----- INPUT DATA

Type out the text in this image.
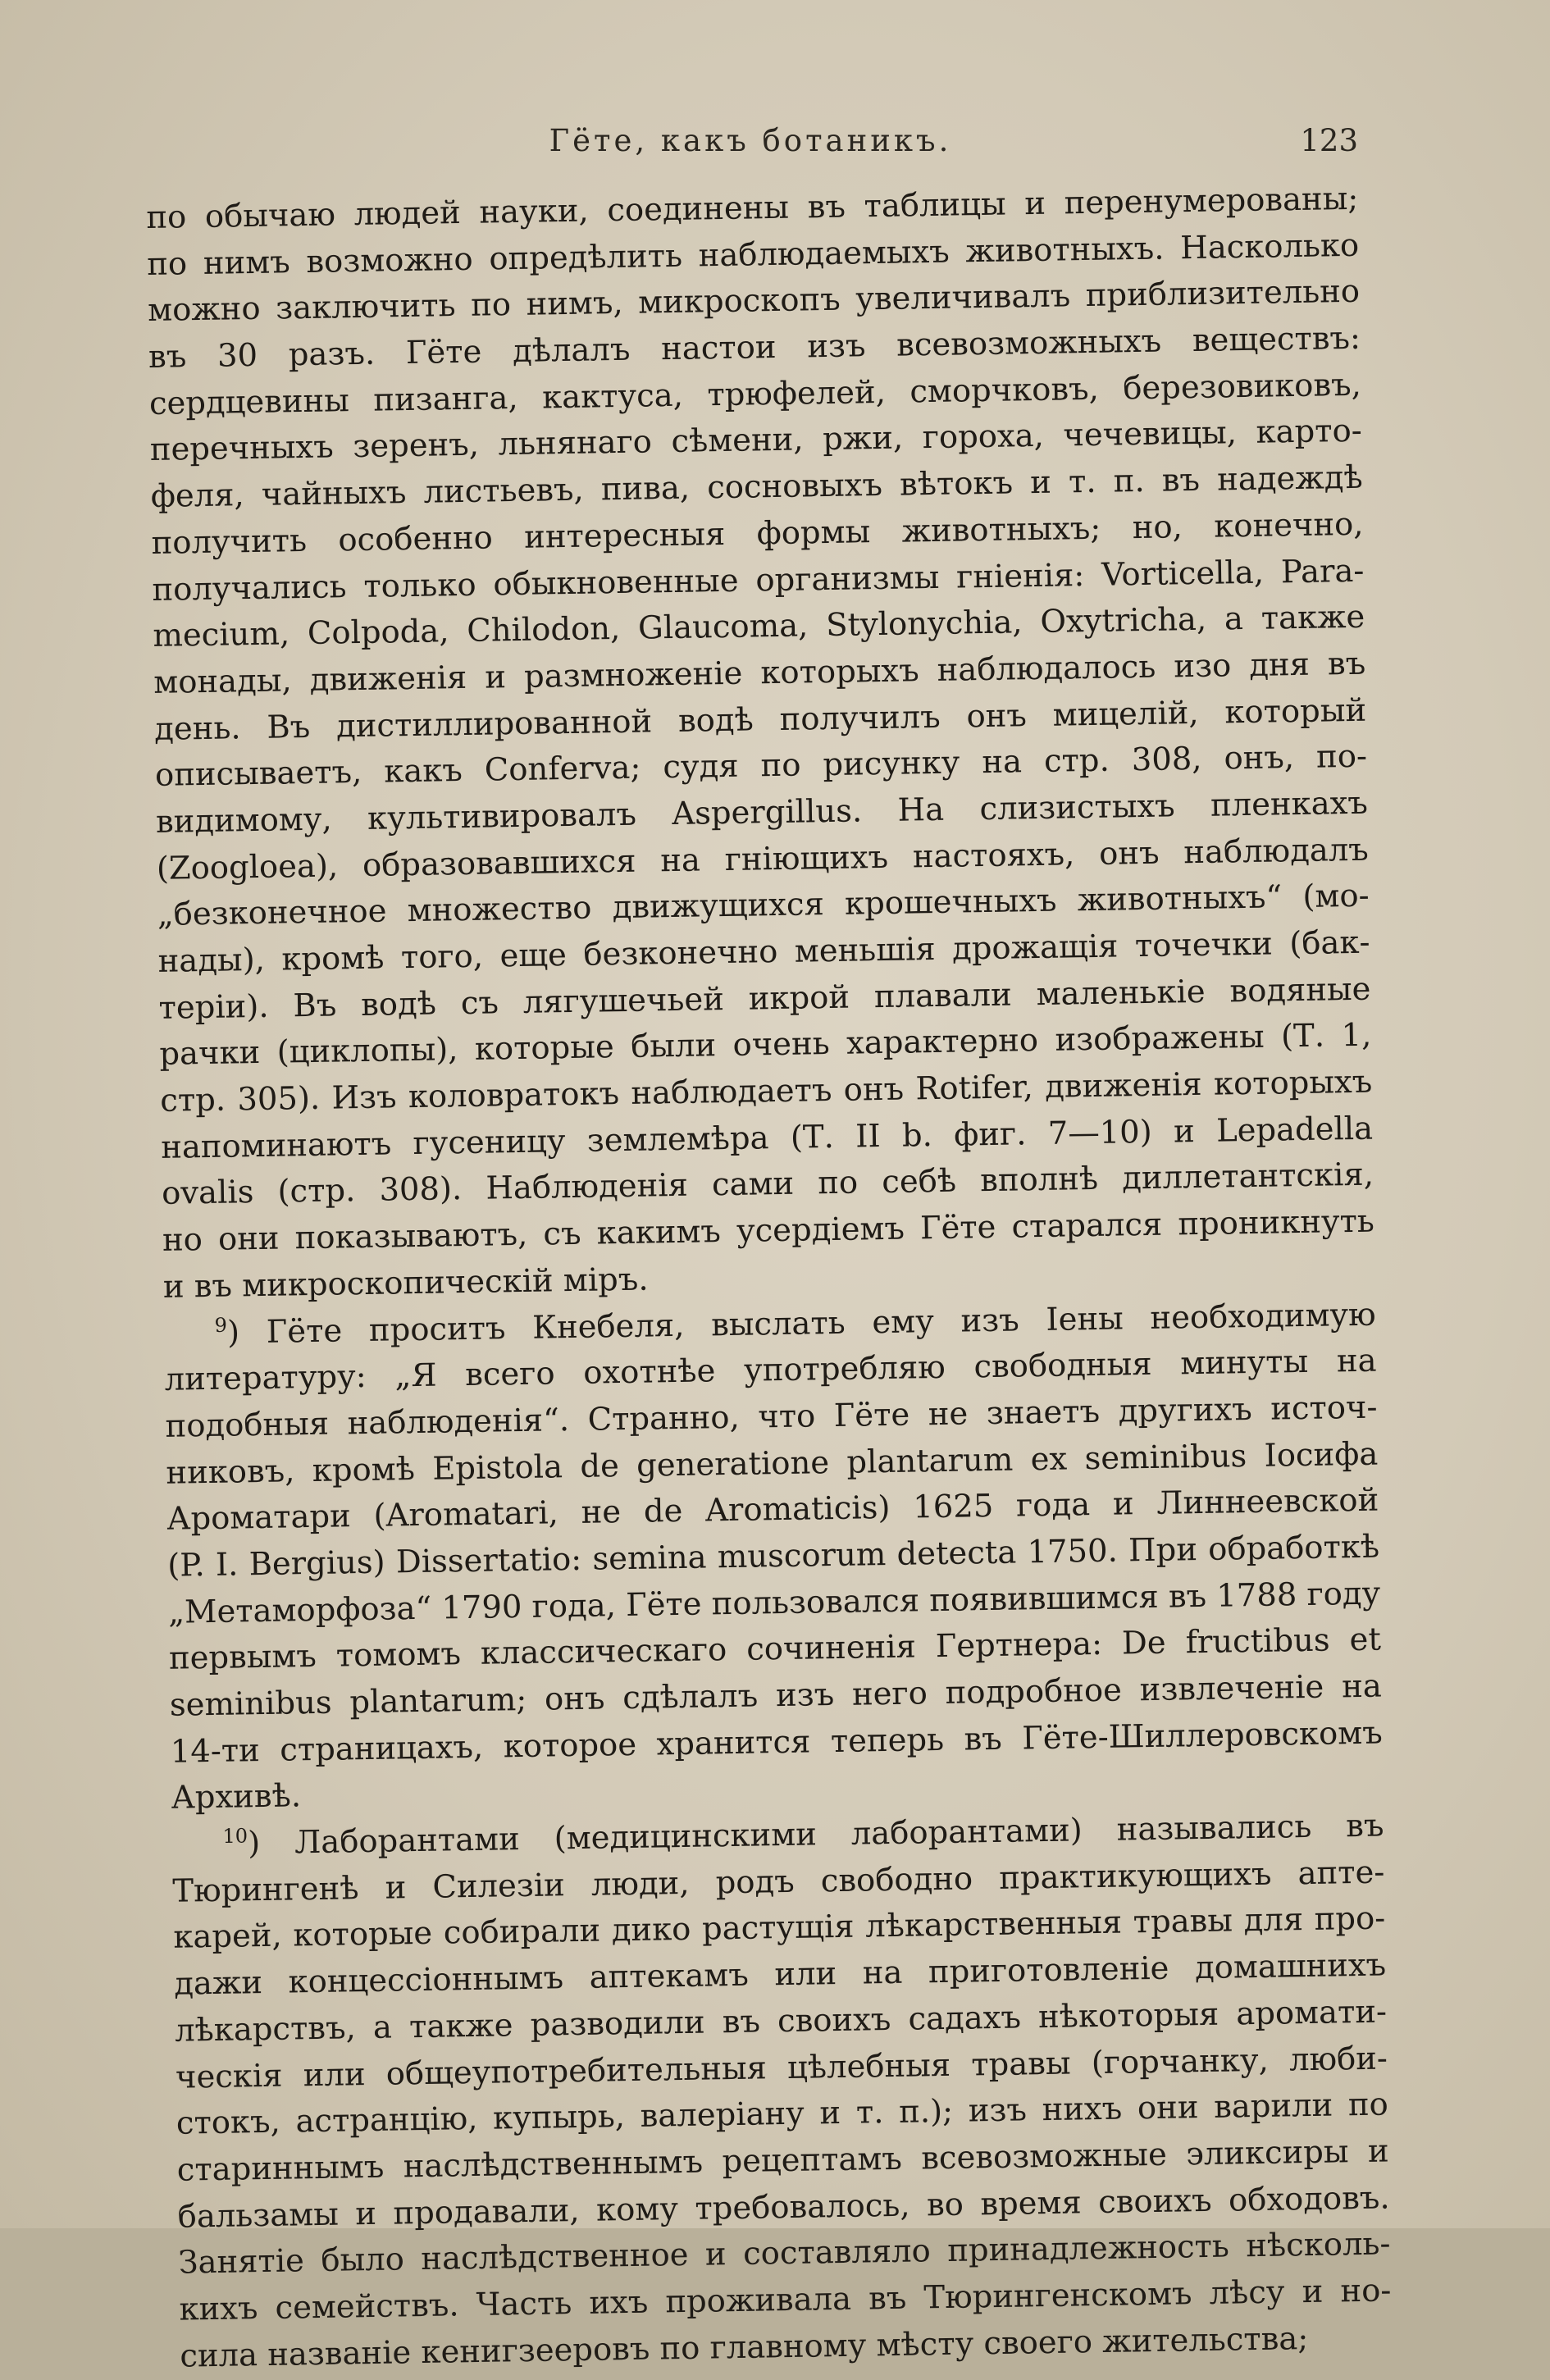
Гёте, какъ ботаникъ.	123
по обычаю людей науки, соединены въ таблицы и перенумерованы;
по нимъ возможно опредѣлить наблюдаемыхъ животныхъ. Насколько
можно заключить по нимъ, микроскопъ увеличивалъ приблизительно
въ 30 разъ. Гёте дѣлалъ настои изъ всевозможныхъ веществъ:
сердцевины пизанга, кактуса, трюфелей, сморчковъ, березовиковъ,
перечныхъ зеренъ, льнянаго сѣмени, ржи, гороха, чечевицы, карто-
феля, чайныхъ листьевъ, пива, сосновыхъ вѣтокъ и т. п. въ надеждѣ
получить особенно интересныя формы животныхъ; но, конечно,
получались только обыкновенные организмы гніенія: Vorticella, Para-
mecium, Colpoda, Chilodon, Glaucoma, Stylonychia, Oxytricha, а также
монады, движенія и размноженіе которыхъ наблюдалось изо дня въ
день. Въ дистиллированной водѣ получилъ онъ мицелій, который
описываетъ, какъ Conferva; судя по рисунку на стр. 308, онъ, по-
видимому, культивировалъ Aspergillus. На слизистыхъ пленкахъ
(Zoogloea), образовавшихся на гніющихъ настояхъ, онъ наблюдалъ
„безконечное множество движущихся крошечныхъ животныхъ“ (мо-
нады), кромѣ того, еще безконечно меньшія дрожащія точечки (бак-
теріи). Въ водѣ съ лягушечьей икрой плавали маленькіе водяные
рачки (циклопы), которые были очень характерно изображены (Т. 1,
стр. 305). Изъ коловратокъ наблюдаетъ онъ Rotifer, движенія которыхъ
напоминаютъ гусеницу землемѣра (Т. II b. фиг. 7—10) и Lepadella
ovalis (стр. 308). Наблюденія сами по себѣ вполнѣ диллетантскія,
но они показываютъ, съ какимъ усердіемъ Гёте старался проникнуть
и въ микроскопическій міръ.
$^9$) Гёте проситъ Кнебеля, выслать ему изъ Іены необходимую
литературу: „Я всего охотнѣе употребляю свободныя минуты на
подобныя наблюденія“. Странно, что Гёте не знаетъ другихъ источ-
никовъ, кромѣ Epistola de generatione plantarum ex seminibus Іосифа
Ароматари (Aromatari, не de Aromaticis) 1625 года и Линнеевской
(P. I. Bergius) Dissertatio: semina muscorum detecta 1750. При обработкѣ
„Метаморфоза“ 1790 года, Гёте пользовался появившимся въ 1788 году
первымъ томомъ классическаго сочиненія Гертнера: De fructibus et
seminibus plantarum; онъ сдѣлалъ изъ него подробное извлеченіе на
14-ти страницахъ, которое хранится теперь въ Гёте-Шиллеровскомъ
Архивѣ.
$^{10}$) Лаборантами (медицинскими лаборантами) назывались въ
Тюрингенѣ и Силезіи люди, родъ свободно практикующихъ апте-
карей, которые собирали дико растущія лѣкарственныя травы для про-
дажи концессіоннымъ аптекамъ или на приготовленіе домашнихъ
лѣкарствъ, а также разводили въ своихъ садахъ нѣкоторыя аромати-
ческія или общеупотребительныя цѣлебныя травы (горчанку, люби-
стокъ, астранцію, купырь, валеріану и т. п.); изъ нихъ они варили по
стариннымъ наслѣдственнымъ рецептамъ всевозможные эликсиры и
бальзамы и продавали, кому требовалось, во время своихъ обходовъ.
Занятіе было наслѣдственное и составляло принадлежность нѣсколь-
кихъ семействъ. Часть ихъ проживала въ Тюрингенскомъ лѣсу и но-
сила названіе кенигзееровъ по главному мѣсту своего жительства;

----------

**WHAT IS EXPECTED**
Which lines include the word "которые"? Copy every one of them.

**SOLUTION FOR THIS TASK**
рачки (циклопы), которые были очень характерно изображены (Т. 1,
карей, которые собирали дико растущія лѣкарственныя травы для про-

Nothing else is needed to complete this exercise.